**SUPPLIED RECORDS:**

-.-.-

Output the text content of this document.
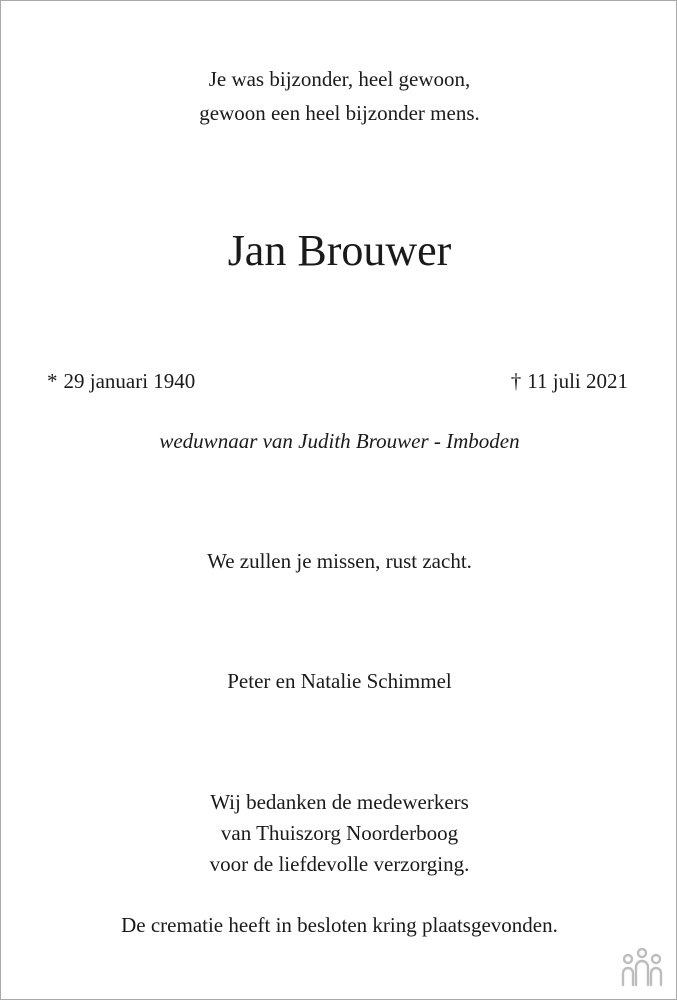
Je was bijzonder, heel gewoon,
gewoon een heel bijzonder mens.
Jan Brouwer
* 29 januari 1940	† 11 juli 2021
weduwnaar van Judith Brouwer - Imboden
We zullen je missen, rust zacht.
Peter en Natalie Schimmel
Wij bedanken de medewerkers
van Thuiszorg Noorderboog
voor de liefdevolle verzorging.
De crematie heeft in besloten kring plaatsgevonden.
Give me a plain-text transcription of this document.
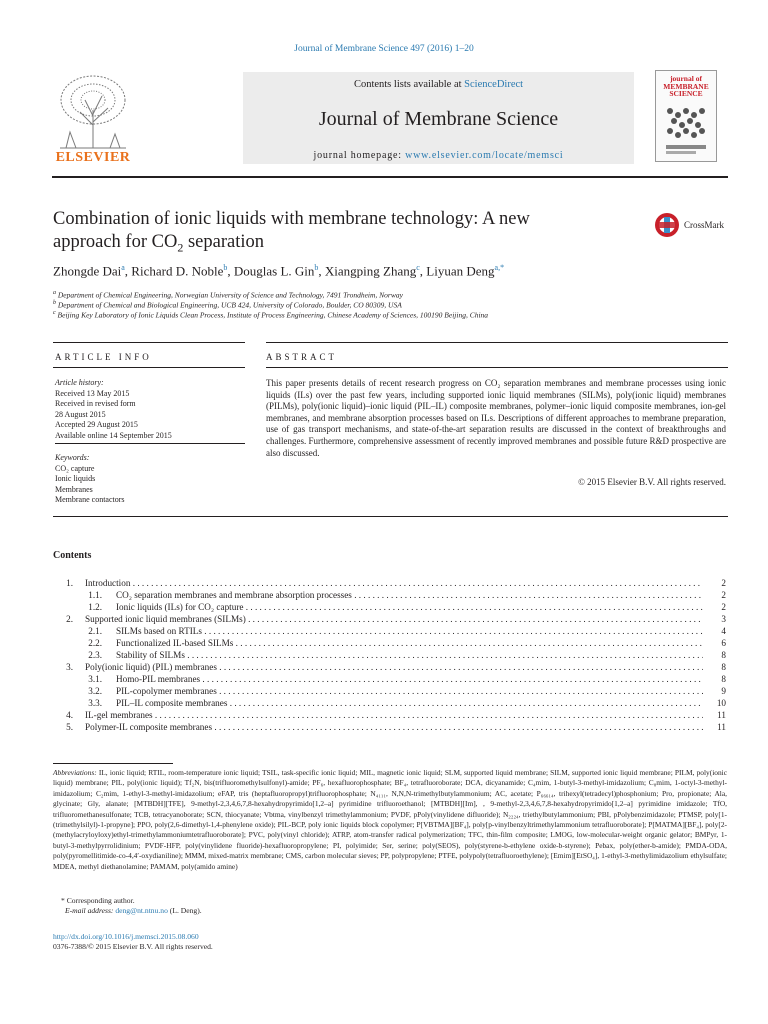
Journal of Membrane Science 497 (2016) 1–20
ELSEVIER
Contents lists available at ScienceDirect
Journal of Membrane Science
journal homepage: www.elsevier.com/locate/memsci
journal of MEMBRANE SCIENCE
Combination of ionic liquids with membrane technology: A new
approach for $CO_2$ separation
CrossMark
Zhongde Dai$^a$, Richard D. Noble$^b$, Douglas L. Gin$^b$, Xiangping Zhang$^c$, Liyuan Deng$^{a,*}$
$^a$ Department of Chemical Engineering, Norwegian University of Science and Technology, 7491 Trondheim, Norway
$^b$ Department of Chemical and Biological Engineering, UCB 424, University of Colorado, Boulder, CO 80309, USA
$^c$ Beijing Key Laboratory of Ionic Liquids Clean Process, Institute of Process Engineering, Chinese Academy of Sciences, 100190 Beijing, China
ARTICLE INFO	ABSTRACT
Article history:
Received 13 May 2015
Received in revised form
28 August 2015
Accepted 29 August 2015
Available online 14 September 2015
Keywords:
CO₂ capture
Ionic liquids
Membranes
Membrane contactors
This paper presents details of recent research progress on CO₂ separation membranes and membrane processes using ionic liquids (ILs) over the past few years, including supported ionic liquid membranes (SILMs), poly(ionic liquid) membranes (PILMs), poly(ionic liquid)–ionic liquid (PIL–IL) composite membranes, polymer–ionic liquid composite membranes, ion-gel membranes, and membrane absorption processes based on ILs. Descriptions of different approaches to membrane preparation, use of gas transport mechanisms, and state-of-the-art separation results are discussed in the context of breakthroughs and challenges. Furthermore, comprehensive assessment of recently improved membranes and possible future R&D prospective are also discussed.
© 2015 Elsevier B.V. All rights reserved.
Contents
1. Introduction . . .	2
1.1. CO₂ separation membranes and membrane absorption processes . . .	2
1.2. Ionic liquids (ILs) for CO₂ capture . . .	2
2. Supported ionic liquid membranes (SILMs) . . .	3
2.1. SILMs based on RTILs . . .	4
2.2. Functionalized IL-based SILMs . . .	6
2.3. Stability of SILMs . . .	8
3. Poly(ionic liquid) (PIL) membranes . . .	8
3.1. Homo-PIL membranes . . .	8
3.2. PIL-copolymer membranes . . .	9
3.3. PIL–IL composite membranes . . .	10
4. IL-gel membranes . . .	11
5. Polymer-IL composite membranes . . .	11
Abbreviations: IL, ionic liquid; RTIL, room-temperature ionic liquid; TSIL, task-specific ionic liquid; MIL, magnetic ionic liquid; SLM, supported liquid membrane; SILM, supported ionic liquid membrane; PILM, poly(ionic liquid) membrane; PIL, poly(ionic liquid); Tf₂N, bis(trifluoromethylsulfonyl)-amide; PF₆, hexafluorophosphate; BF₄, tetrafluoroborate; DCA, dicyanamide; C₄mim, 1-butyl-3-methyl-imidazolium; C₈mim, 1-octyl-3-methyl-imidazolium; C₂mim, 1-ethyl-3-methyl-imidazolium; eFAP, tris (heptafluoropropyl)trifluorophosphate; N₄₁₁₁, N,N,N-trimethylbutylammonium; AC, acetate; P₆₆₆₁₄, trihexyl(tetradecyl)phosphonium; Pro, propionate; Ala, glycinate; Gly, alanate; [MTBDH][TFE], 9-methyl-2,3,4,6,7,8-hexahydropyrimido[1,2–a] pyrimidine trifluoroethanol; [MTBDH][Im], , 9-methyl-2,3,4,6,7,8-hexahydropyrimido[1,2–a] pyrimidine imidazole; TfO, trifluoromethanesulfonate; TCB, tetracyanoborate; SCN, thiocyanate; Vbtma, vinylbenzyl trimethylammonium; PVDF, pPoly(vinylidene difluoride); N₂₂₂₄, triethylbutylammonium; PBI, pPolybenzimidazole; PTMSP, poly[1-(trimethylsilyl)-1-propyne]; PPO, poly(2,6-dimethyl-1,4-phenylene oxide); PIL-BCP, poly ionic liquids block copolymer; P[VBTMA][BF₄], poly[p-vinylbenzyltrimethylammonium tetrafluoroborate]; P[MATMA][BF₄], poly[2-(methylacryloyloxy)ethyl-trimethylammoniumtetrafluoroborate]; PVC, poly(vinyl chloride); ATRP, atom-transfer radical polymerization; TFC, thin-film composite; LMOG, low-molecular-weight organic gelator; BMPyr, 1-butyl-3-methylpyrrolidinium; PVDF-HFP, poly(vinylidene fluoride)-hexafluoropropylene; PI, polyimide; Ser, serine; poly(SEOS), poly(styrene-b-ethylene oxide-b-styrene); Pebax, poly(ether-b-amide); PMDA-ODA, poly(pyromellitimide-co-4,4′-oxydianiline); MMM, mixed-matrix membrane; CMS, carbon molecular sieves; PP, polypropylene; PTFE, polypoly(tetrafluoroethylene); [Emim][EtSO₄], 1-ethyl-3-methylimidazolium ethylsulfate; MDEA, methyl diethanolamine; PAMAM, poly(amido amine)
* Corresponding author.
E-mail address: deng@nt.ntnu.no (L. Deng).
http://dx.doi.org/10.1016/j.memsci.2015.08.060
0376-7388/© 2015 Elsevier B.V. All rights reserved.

-.-.-

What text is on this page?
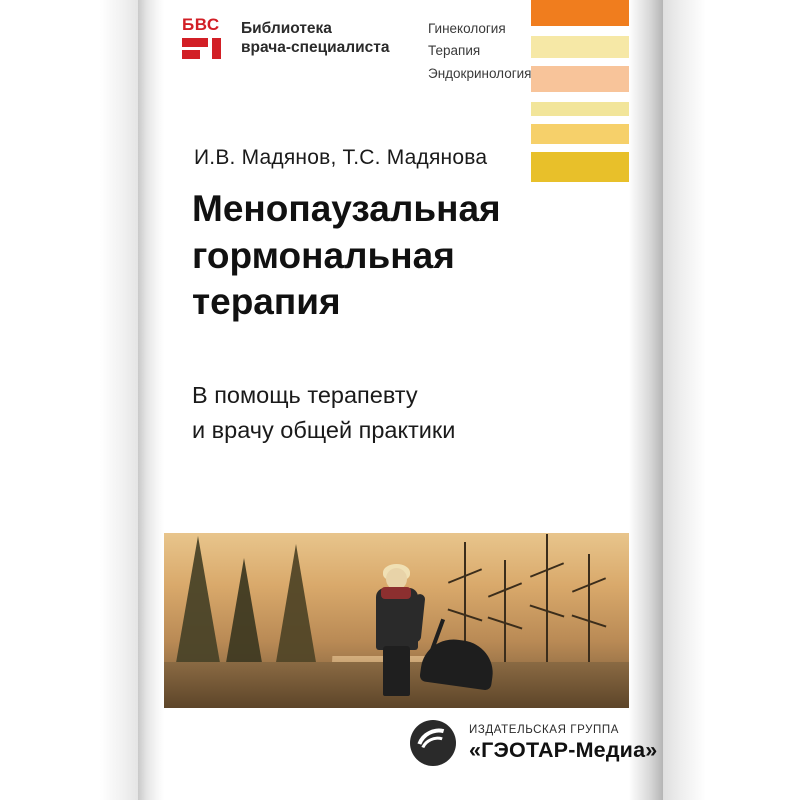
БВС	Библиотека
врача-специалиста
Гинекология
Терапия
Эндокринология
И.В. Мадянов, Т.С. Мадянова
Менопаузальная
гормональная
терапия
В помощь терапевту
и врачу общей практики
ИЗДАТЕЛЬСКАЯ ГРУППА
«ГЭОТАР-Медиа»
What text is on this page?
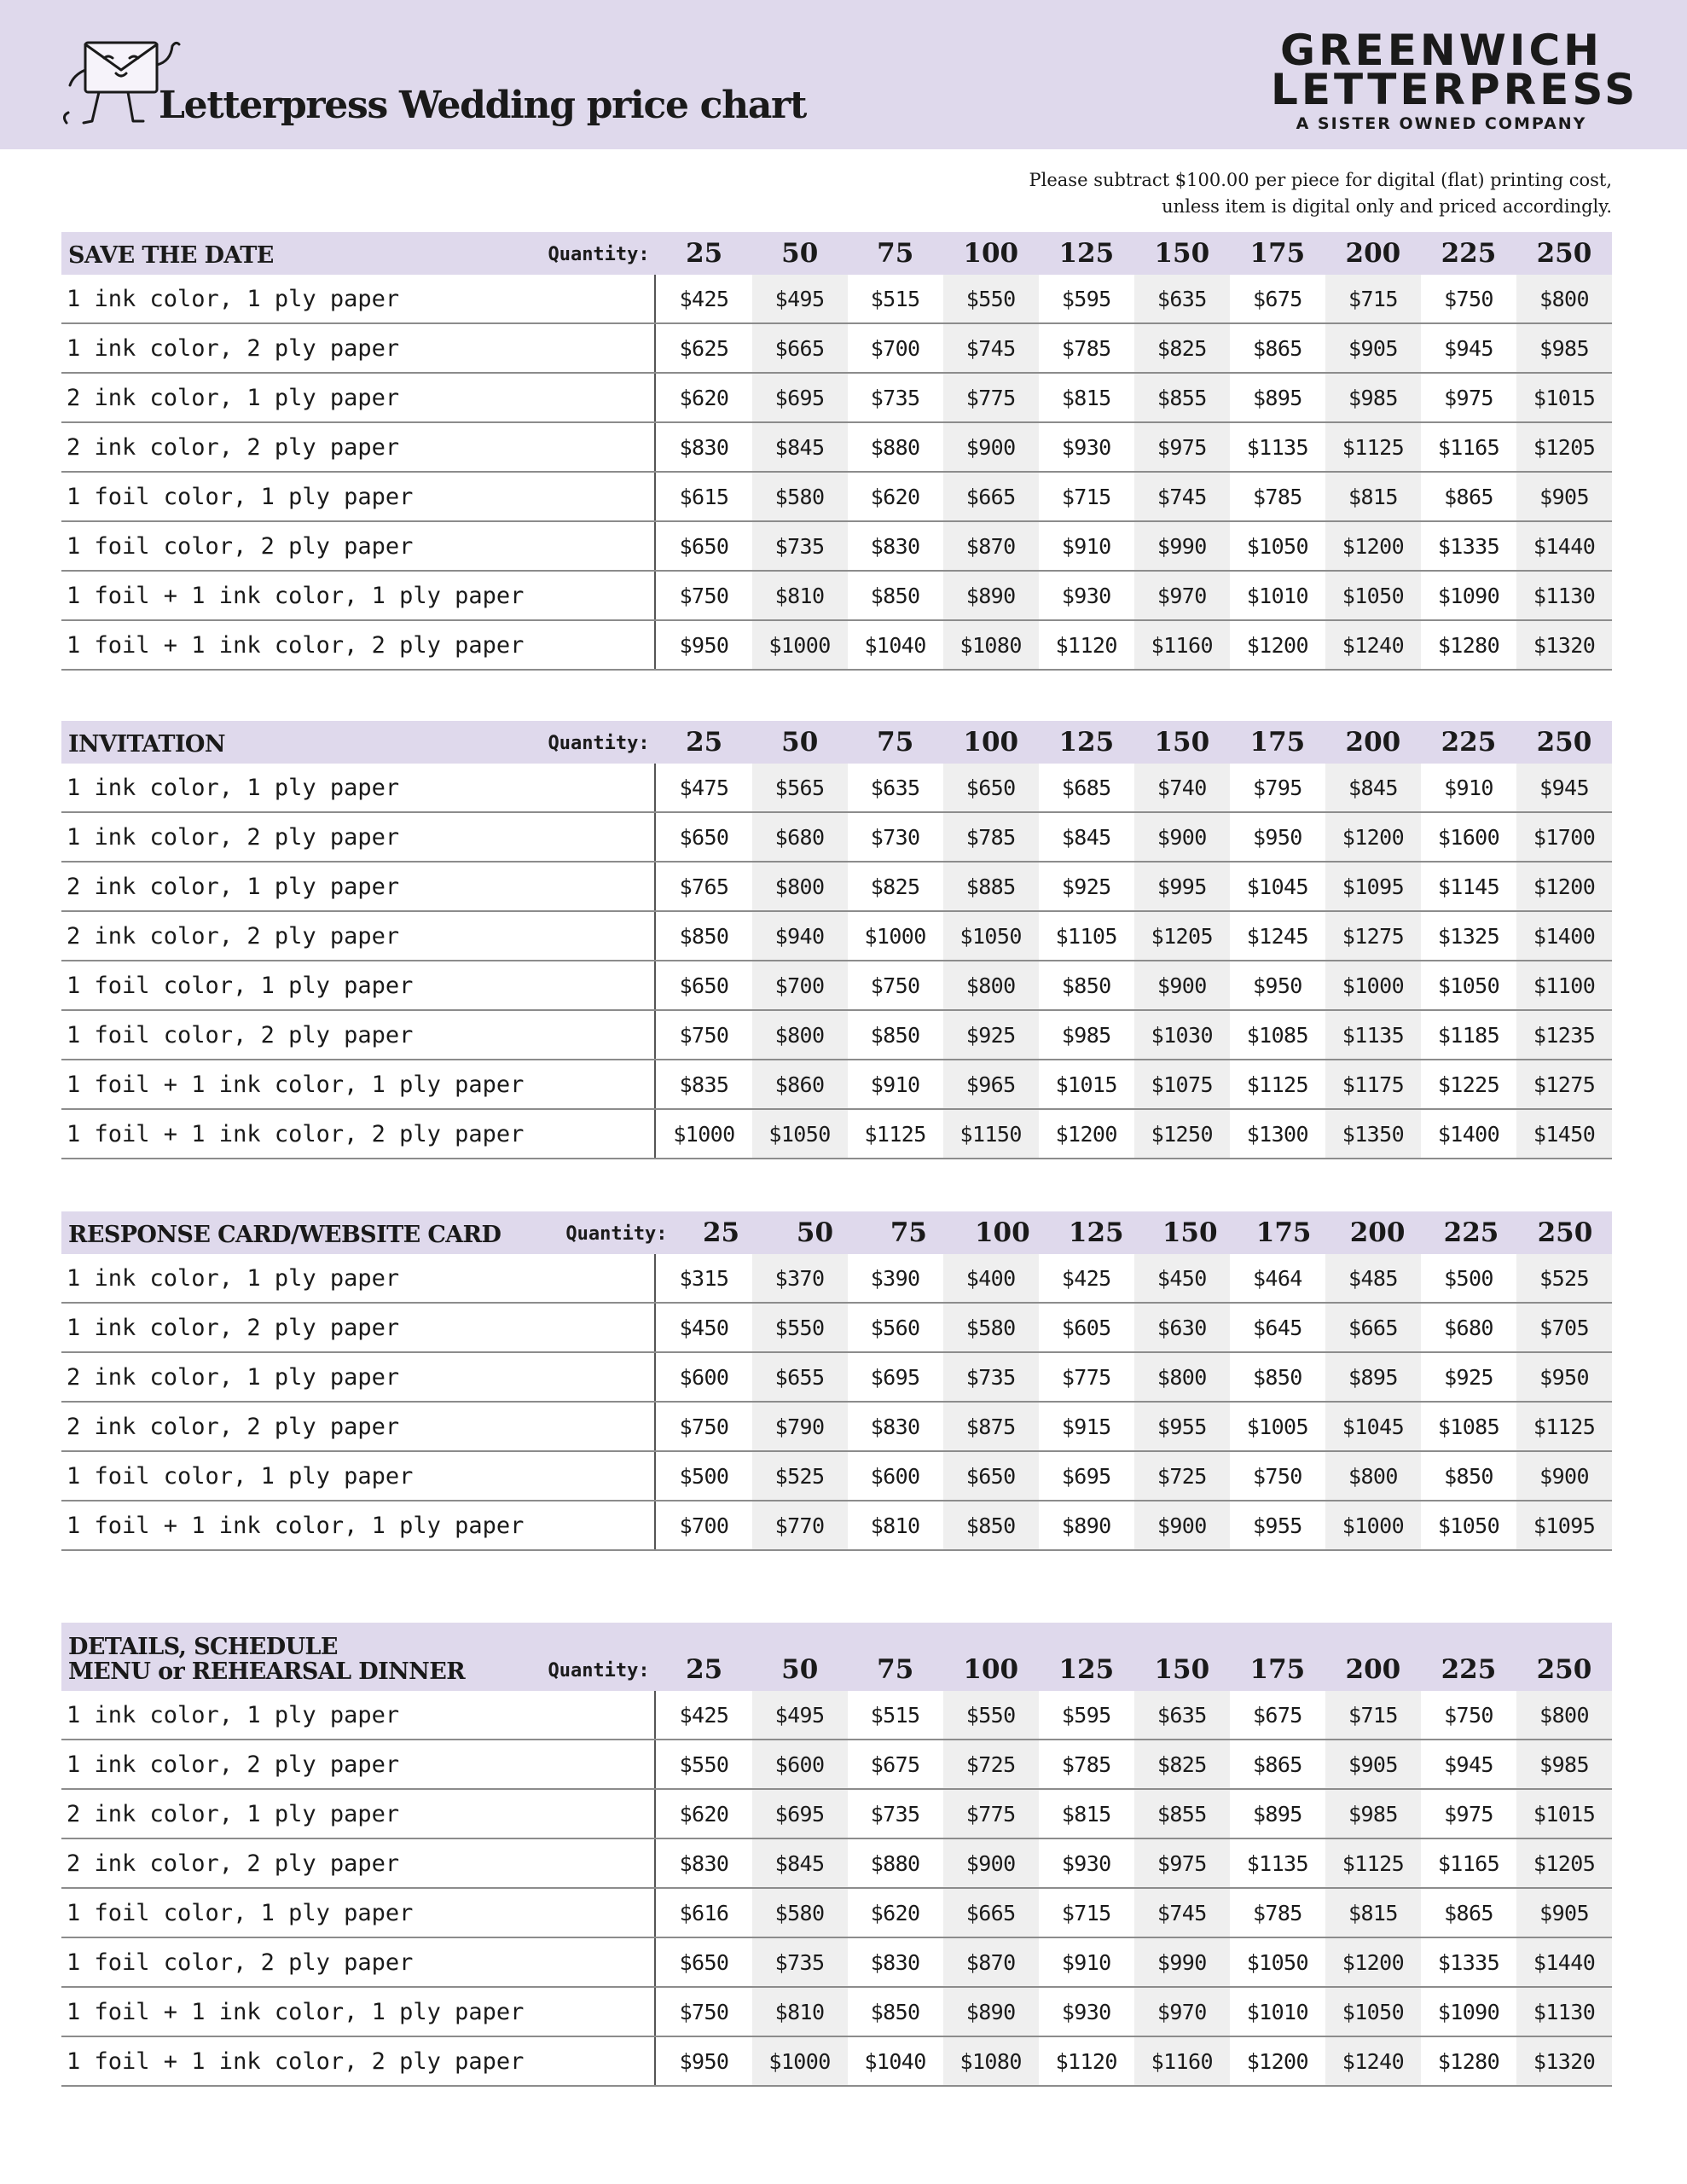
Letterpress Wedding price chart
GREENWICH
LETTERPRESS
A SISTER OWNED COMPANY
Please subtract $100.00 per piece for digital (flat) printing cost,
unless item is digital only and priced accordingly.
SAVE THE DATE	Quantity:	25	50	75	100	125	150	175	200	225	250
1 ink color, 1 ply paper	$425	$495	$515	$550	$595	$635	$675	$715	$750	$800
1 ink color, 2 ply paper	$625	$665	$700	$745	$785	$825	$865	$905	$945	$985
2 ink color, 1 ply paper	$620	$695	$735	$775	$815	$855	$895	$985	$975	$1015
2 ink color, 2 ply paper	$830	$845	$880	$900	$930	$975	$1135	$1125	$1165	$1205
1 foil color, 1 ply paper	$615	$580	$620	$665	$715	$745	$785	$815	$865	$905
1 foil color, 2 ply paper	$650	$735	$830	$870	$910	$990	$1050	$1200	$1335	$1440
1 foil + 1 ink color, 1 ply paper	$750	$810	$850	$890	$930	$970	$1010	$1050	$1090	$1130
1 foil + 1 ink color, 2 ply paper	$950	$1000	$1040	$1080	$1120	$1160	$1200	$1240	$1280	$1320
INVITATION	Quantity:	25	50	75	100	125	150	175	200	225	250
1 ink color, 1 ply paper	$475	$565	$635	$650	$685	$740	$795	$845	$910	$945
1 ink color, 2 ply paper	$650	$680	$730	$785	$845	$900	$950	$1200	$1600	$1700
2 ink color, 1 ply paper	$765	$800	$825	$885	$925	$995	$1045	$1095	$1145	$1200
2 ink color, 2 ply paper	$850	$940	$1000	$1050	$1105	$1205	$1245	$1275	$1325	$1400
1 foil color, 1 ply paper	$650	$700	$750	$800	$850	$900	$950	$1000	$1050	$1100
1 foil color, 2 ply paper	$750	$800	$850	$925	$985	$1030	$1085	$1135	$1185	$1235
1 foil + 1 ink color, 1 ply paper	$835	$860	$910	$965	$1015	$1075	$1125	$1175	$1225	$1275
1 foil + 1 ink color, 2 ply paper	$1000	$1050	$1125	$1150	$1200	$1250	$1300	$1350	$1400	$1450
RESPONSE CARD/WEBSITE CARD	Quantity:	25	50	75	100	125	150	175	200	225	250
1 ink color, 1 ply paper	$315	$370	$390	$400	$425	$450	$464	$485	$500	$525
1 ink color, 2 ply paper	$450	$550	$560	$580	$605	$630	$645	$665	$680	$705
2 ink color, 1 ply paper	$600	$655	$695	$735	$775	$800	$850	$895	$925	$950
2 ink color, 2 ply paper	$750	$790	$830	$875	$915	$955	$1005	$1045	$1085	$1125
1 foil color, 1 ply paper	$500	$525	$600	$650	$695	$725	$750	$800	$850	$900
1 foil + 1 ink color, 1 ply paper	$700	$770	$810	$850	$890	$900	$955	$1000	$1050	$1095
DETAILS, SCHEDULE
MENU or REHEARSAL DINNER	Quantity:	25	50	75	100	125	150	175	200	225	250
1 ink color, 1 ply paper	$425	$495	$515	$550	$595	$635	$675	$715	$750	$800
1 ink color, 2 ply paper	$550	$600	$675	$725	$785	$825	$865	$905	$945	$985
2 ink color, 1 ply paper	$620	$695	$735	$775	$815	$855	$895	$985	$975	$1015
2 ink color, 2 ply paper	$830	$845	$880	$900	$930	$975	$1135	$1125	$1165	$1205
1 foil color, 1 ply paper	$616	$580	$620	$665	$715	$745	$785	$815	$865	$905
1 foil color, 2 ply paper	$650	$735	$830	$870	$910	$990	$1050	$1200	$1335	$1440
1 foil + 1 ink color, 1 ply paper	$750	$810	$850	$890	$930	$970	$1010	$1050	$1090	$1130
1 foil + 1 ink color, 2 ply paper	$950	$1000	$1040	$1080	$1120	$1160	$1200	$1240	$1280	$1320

-.-.-

**WHAT THIS TASK INVOLVES:** Lines that hold "August" are the ones to copy; find all of them.

**SOLUTION TO THIS TASK:**
28 August 2015
Accepted 29 August 2015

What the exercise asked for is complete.